Without the images, print all the entries below exactly as given.

Start of AVAILABLE RECORDS

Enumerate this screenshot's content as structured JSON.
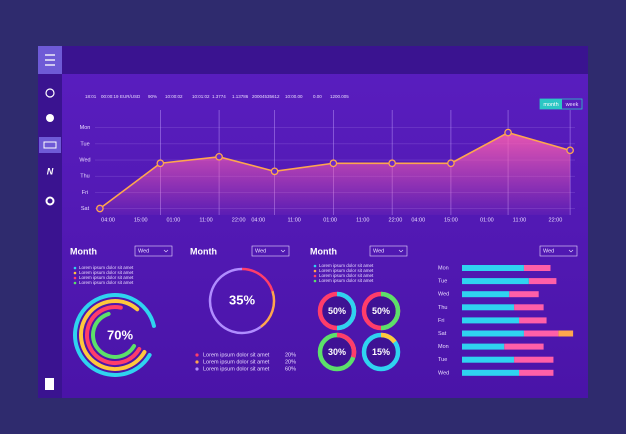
{
  "header": {
    "ticker": [
      "18:01",
      "00:00:19",
      "EUR/USD",
      "90%",
      "10:00:02",
      "10:01:02",
      "1.3774",
      "1.13786",
      "20004535612",
      "10:00.00",
      "0.00",
      "1200.005"
    ],
    "toggle": [
      "month",
      "week"
    ]
  },
  "sidebar": {
    "logo_letter": "N"
  },
  "chart_data": [
    {
      "type": "line",
      "x": [
        -0.25,
        1.6,
        3.4,
        5.1,
        6.9,
        8.7,
        10.5,
        12.25,
        14.15
      ],
      "series": [
        {
          "color": "#ffa64d",
          "values": [
            0,
            2.8,
            3.2,
            2.3,
            2.8,
            2.8,
            2.8,
            4.7,
            3.6
          ]
        }
      ],
      "xlim": [
        -0.4,
        14.3
      ],
      "xticks": [
        {
          "value": 0,
          "label": "04:00"
        },
        {
          "value": 1,
          "label": "15:00"
        },
        {
          "value": 2,
          "label": "01:00"
        },
        {
          "value": 3,
          "label": "11:00"
        },
        {
          "value": 4,
          "label": "22:00"
        },
        {
          "value": 4.6,
          "label": "04:00"
        },
        {
          "value": 5.7,
          "label": "11:00"
        },
        {
          "value": 6.8,
          "label": "01:00"
        },
        {
          "value": 7.8,
          "label": "11:00"
        },
        {
          "value": 8.8,
          "label": "22:00"
        },
        {
          "value": 9.5,
          "label": "04:00"
        },
        {
          "value": 10.5,
          "label": "15:00"
        },
        {
          "value": 11.6,
          "label": "01:00"
        },
        {
          "value": 12.6,
          "label": "11:00"
        },
        {
          "value": 13.7,
          "label": "22:00"
        }
      ],
      "ylim": [
        -0.4,
        5.6
      ],
      "yticks": [
        {
          "value": 5,
          "label": "Mon"
        },
        {
          "value": 4,
          "label": "Tue"
        },
        {
          "value": 3,
          "label": "Wed"
        },
        {
          "value": 2,
          "label": "Thu"
        },
        {
          "value": 1,
          "label": "Fri"
        },
        {
          "value": 0,
          "label": "Sat"
        }
      ],
      "grid": true
    },
    {
      "type": "radial",
      "title": "Month",
      "dropdown": "Wed",
      "categories": [
        "Lorem ipsum dolor sit amet",
        "Lorem ipsum dolor sit amet",
        "Lorem ipsum dolor sit amet",
        "Lorem ipsum dolor sit amet"
      ],
      "values": [
        88,
        78,
        70,
        62
      ],
      "colors": [
        "#2fd3f0",
        "#ffc83c",
        "#ff3d6a",
        "#5ce06a"
      ],
      "center_value": 70,
      "center_label": "70%"
    },
    {
      "type": "donut",
      "title": "Month",
      "dropdown": "Wed",
      "categories": [
        "Lorem ipsum dolor sit amet",
        "Lorem ipsum dolor sit amet",
        "Lorem ipsum dolor sit amet"
      ],
      "values": [
        20,
        20,
        60
      ],
      "value_labels": [
        "20%",
        "20%",
        "60%"
      ],
      "colors": [
        "#ff3d6a",
        "#ffa64d",
        "#b08cff"
      ],
      "center_value": 35,
      "center_label": "35%"
    },
    {
      "type": "donuts",
      "title": "Month",
      "dropdown": "Wed",
      "legend": [
        "Lorem ipsum dolor sit amet",
        "Lorem ipsum dolor sit amet",
        "Lorem ipsum dolor sit amet",
        "Lorem ipsum dolor sit amet"
      ],
      "legend_colors": [
        "#2fd3f0",
        "#ffa64d",
        "#ff3d6a",
        "#5ce06a"
      ],
      "values": [
        50,
        50,
        30,
        15
      ],
      "value_labels": [
        "50%",
        "50%",
        "30%",
        "15%"
      ],
      "colors": [
        [
          "#2fd3f0",
          "#ff3d6a"
        ],
        [
          "#5ce06a",
          "#ff3d6a"
        ],
        [
          "#ff3d6a",
          "#5ce06a"
        ],
        [
          "#ffc83c",
          "#2fd3f0"
        ]
      ]
    },
    {
      "type": "bar",
      "orientation": "horizontal",
      "dropdown": "Wed",
      "categories": [
        "Mon",
        "Tue",
        "Wed",
        "Thu",
        "Fri",
        "Sat",
        "Mon",
        "Tue",
        "Wed"
      ],
      "series": [
        {
          "color": "#2fd3f0",
          "values": [
            63,
            68,
            48,
            53,
            58,
            63,
            43,
            53,
            58
          ]
        },
        {
          "color": "#ff5fa8",
          "values": [
            27,
            28,
            30,
            30,
            28,
            35,
            40,
            40,
            35
          ]
        },
        {
          "color": "#ffa64d",
          "values": [
            null,
            null,
            null,
            null,
            null,
            15,
            null,
            null,
            null
          ]
        }
      ],
      "xlim": [
        0,
        120
      ]
    }
  ]
}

End of AVAILABLE RECORDS

SOLUTION FOR THIS TASK
Enumerate this screenshot's content as structured JSON.
{
  "header": {
    "ticker": [
      "18:01",
      "00:00:19",
      "EUR/USD",
      "90%",
      "10:00:02",
      "10:01:02",
      "1.3774",
      "1.13786",
      "20004535612",
      "10:00.00",
      "0.00",
      "1200.005"
    ],
    "toggle": [
      "month",
      "week"
    ]
  },
  "sidebar": {
    "logo_letter": "N"
  },
  "chart_data": [
    {
      "type": "line",
      "x": [
        -0.25,
        1.6,
        3.4,
        5.1,
        6.9,
        8.7,
        10.5,
        12.25,
        14.15
      ],
      "series": [
        {
          "color": "#ffa64d",
          "values": [
            0,
            2.8,
            3.2,
            2.3,
            2.8,
            2.8,
            2.8,
            4.7,
            3.6
          ]
        }
      ],
      "xlim": [
        -0.4,
        14.3
      ],
      "xticks": [
        {
          "value": 0,
          "label": "04:00"
        },
        {
          "value": 1,
          "label": "15:00"
        },
        {
          "value": 2,
          "label": "01:00"
        },
        {
          "value": 3,
          "label": "11:00"
        },
        {
          "value": 4,
          "label": "22:00"
        },
        {
          "value": 4.6,
          "label": "04:00"
        },
        {
          "value": 5.7,
          "label": "11:00"
        },
        {
          "value": 6.8,
          "label": "01:00"
        },
        {
          "value": 7.8,
          "label": "11:00"
        },
        {
          "value": 8.8,
          "label": "22:00"
        },
        {
          "value": 9.5,
          "label": "04:00"
        },
        {
          "value": 10.5,
          "label": "15:00"
        },
        {
          "value": 11.6,
          "label": "01:00"
        },
        {
          "value": 12.6,
          "label": "11:00"
        },
        {
          "value": 13.7,
          "label": "22:00"
        }
      ],
      "ylim": [
        -0.4,
        5.6
      ],
      "yticks": [
        {
          "value": 5,
          "label": "Mon"
        },
        {
          "value": 4,
          "label": "Tue"
        },
        {
          "value": 3,
          "label": "Wed"
        },
        {
          "value": 2,
          "label": "Thu"
        },
        {
          "value": 1,
          "label": "Fri"
        },
        {
          "value": 0,
          "label": "Sat"
        }
      ],
      "grid": true
    },
    {
      "type": "radial",
      "title": "Month",
      "dropdown": "Wed",
      "categories": [
        "Lorem ipsum dolor sit amet",
        "Lorem ipsum dolor sit amet",
        "Lorem ipsum dolor sit amet",
        "Lorem ipsum dolor sit amet"
      ],
      "values": [
        88,
        78,
        70,
        62
      ],
      "colors": [
        "#2fd3f0",
        "#ffc83c",
        "#ff3d6a",
        "#5ce06a"
      ],
      "center_value": 70,
      "center_label": "70%"
    },
    {
      "type": "donut",
      "title": "Month",
      "dropdown": "Wed",
      "categories": [
        "Lorem ipsum dolor sit amet",
        "Lorem ipsum dolor sit amet",
        "Lorem ipsum dolor sit amet"
      ],
      "values": [
        20,
        20,
        60
      ],
      "value_labels": [
        "20%",
        "20%",
        "60%"
      ],
      "colors": [
        "#ff3d6a",
        "#ffa64d",
        "#b08cff"
      ],
      "center_value": 35,
      "center_label": "35%"
    },
    {
      "type": "donuts",
      "title": "Month",
      "dropdown": "Wed",
      "legend": [
        "Lorem ipsum dolor sit amet",
        "Lorem ipsum dolor sit amet",
        "Lorem ipsum dolor sit amet",
        "Lorem ipsum dolor sit amet"
      ],
      "legend_colors": [
        "#2fd3f0",
        "#ffa64d",
        "#ff3d6a",
        "#5ce06a"
      ],
      "values": [
        50,
        50,
        30,
        15
      ],
      "value_labels": [
        "50%",
        "50%",
        "30%",
        "15%"
      ],
      "colors": [
        [
          "#2fd3f0",
          "#ff3d6a"
        ],
        [
          "#5ce06a",
          "#ff3d6a"
        ],
        [
          "#ff3d6a",
          "#5ce06a"
        ],
        [
          "#ffc83c",
          "#2fd3f0"
        ]
      ]
    },
    {
      "type": "bar",
      "orientation": "horizontal",
      "dropdown": "Wed",
      "categories": [
        "Mon",
        "Tue",
        "Wed",
        "Thu",
        "Fri",
        "Sat",
        "Mon",
        "Tue",
        "Wed"
      ],
      "series": [
        {
          "color": "#2fd3f0",
          "values": [
            63,
            68,
            48,
            53,
            58,
            63,
            43,
            53,
            58
          ]
        },
        {
          "color": "#ff5fa8",
          "values": [
            27,
            28,
            30,
            30,
            28,
            35,
            40,
            40,
            35
          ]
        },
        {
          "color": "#ffa64d",
          "values": [
            null,
            null,
            null,
            null,
            null,
            15,
            null,
            null,
            null
          ]
        }
      ],
      "xlim": [
        0,
        120
      ]
    }
  ]
}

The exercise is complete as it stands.